- [WHAT IS NEEDED] Copy out, without any change, the lines of the entries below. Begin at the line that has "data-point xyxy=(152,199,156,203)" and stop after the line that has "data-point xyxy=(128,130,133,134)".
──────── DATA SUPPLIED
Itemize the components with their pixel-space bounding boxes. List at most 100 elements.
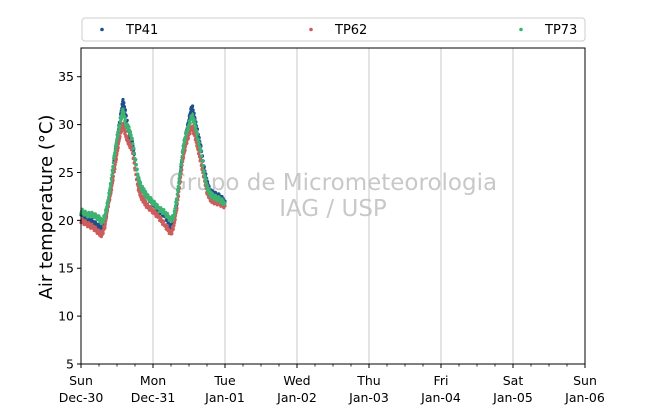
data-point xyxy=(152,199,156,203)
data-point xyxy=(137,176,141,180)
data-point xyxy=(196,137,200,141)
data-point xyxy=(90,222,94,226)
data-point xyxy=(191,124,195,128)
x-tick-label-date: Jan-02 xyxy=(276,390,317,405)
data-point xyxy=(173,208,177,212)
data-point xyxy=(194,129,199,133)
data-point xyxy=(173,220,177,225)
data-point xyxy=(106,200,110,204)
series-layer xyxy=(79,97,227,239)
data-point xyxy=(194,125,198,129)
legend-marker-tp41 xyxy=(100,27,104,32)
data-point xyxy=(162,219,166,223)
data-point xyxy=(110,169,115,173)
plot-area: Grupo de Micrometeorologia IAG / USP xyxy=(79,47,586,365)
data-point xyxy=(132,151,136,155)
data-point xyxy=(174,201,178,205)
data-point xyxy=(150,198,154,202)
data-point xyxy=(105,203,109,207)
data-point xyxy=(114,146,118,150)
data-point xyxy=(155,211,159,215)
watermark-line-2: IAG / USP xyxy=(279,196,387,222)
data-point xyxy=(206,184,210,188)
data-point xyxy=(109,181,113,185)
legend-label-tp41: TP41 xyxy=(125,23,158,38)
data-point xyxy=(176,186,181,190)
watermark-line-1: Grupo de Micrometeorologia xyxy=(169,170,497,196)
data-point xyxy=(183,139,187,143)
data-point xyxy=(204,177,208,181)
data-point xyxy=(113,153,117,157)
y-tick-label: 10 xyxy=(58,309,74,324)
y-tick-label: 20 xyxy=(58,213,74,228)
data-point xyxy=(165,211,169,216)
data-point xyxy=(123,117,127,122)
data-point xyxy=(173,204,178,208)
data-point xyxy=(128,130,133,134)
data-point xyxy=(119,117,124,121)
data-point xyxy=(191,108,195,112)
data-point xyxy=(179,163,183,167)
x-tick-label-date: Jan-05 xyxy=(492,390,533,405)
data-point xyxy=(181,150,185,154)
data-point xyxy=(172,223,176,227)
data-point xyxy=(165,224,169,228)
data-point xyxy=(103,216,107,220)
data-point xyxy=(159,215,163,220)
y-tick-label: 25 xyxy=(58,165,74,180)
x-tick-label-day: Mon xyxy=(140,373,166,388)
data-point xyxy=(185,132,189,136)
data-point xyxy=(123,129,127,134)
data-point xyxy=(130,136,134,141)
data-point xyxy=(135,167,139,171)
data-point xyxy=(122,110,126,114)
data-point xyxy=(200,159,205,163)
data-point xyxy=(123,108,127,112)
x-tick-label-date: Jan-04 xyxy=(420,390,461,405)
x-tick-label-date: Jan-06 xyxy=(564,390,605,405)
data-point xyxy=(186,127,190,131)
data-point xyxy=(155,202,159,207)
data-point xyxy=(107,195,111,199)
data-point xyxy=(186,136,190,140)
data-point xyxy=(150,207,154,211)
x-tick-label-day: Tue xyxy=(213,373,236,388)
data-point xyxy=(138,181,142,185)
data-point xyxy=(175,192,179,196)
data-point xyxy=(179,167,183,171)
data-point xyxy=(223,201,227,205)
data-point xyxy=(171,227,175,231)
data-point xyxy=(201,163,205,168)
y-tick-label: 35 xyxy=(58,69,74,84)
data-point xyxy=(103,225,107,230)
data-point xyxy=(108,190,112,194)
data-point xyxy=(185,141,189,145)
data-point xyxy=(203,174,207,178)
data-point xyxy=(116,149,120,153)
data-point xyxy=(116,133,120,137)
data-point xyxy=(125,135,129,139)
data-point xyxy=(170,231,174,236)
data-point xyxy=(172,213,176,218)
data-point xyxy=(176,189,180,193)
data-point xyxy=(129,133,133,137)
data-point xyxy=(162,208,166,212)
data-point xyxy=(202,170,206,174)
x-tick-label-date: Jan-03 xyxy=(348,390,389,405)
data-point xyxy=(191,104,195,108)
data-point xyxy=(173,211,177,215)
data-point xyxy=(180,159,184,163)
data-point xyxy=(177,181,181,185)
data-point xyxy=(101,231,105,235)
data-point xyxy=(131,141,135,146)
data-point xyxy=(127,125,131,129)
data-point xyxy=(178,172,182,176)
x-axis: Sun Dec-30 Mon Dec-31 Tue Jan-01 Wed Jan-02 Thu J… xyxy=(59,364,605,405)
legend-label-tp62: TP62 xyxy=(334,23,367,38)
legend: TP41 TP62 TP73 xyxy=(81,17,586,42)
data-point xyxy=(114,160,118,164)
data-point xyxy=(134,163,138,167)
data-point xyxy=(111,161,115,165)
x-tick-label-day: Sun xyxy=(69,373,93,388)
────────────────
- [SOLUTION TO THIS PROBLEM]
data-point xyxy=(152,199,156,203)
data-point xyxy=(137,176,141,180)
data-point xyxy=(196,137,200,141)
data-point xyxy=(90,222,94,226)
data-point xyxy=(191,124,195,128)
x-tick-label-date: Jan-02 xyxy=(276,390,317,405)
data-point xyxy=(173,208,177,212)
data-point xyxy=(194,129,199,133)
data-point xyxy=(173,220,177,225)
data-point xyxy=(106,200,110,204)
series-layer xyxy=(79,97,227,239)
data-point xyxy=(194,125,198,129)
legend-marker-tp41 xyxy=(100,27,104,32)
data-point xyxy=(162,219,166,223)
data-point xyxy=(110,169,115,173)
plot-area: Grupo de Micrometeorologia IAG / USP xyxy=(79,47,586,365)
data-point xyxy=(132,151,136,155)
data-point xyxy=(174,201,178,205)
data-point xyxy=(150,198,154,202)
data-point xyxy=(105,203,109,207)
data-point xyxy=(114,146,118,150)
data-point xyxy=(155,211,159,215)
watermark-line-2: IAG / USP xyxy=(279,196,387,222)
data-point xyxy=(206,184,210,188)
data-point xyxy=(109,181,113,185)
legend-label-tp41: TP41 xyxy=(125,23,158,38)
data-point xyxy=(176,186,181,190)
watermark-line-1: Grupo de Micrometeorologia xyxy=(169,170,497,196)
data-point xyxy=(183,139,187,143)
data-point xyxy=(204,177,208,181)
data-point xyxy=(113,153,117,157)
y-tick-label: 10 xyxy=(58,309,74,324)
y-tick-label: 20 xyxy=(58,213,74,228)
data-point xyxy=(165,211,169,216)
data-point xyxy=(123,117,127,122)
data-point xyxy=(173,204,178,208)
data-point xyxy=(128,130,133,134)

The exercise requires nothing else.